## TASK PROMPT:
Go through the material below and copy each line where the word "poteſt" appears.

* start EXTRACTED ENTRIES *

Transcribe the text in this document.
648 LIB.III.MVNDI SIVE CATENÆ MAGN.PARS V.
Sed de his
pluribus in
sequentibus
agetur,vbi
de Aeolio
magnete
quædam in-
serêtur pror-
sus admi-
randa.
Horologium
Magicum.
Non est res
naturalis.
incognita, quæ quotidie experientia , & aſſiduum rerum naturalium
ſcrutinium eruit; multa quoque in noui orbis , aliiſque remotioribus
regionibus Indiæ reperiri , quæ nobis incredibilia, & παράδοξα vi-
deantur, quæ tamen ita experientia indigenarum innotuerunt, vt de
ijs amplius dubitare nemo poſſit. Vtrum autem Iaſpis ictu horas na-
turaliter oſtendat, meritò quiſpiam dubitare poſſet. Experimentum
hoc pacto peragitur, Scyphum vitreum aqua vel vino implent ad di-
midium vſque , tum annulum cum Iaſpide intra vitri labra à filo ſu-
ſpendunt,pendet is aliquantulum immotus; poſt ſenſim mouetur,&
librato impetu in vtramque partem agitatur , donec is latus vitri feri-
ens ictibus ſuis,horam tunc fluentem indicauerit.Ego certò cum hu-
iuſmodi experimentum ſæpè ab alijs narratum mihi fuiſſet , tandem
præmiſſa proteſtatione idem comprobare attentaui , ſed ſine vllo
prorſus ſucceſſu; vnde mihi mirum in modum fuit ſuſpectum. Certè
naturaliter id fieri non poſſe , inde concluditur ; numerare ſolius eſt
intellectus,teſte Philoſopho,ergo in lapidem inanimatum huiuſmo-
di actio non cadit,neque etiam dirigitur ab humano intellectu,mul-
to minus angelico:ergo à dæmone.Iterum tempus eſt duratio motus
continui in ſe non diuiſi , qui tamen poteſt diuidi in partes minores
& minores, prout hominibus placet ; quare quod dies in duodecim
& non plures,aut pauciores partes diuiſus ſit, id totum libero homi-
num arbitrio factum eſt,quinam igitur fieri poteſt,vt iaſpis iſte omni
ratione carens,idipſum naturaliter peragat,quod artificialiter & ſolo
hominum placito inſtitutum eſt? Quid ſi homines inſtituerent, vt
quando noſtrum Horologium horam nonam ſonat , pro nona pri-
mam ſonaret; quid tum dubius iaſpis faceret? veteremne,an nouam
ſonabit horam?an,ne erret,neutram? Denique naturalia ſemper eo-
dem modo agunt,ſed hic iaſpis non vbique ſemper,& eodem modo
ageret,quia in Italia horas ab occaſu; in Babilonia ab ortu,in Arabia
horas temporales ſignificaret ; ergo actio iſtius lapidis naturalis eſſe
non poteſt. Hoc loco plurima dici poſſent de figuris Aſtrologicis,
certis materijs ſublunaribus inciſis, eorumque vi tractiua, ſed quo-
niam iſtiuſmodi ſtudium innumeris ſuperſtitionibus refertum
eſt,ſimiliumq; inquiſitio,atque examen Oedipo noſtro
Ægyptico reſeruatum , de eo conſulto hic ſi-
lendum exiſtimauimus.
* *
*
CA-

* end EXTRACTED ENTRIES *

## COMPLETE ANSWER:
continui in ſe non diuiſi , qui tamen poteſt diuidi in partes minores
num arbitrio factum eſt,quinam igitur fieri poteſt,vt iaſpis iſte omni
non poteſt. Hoc loco plurima dici poſſent de figuris Aſtrologicis,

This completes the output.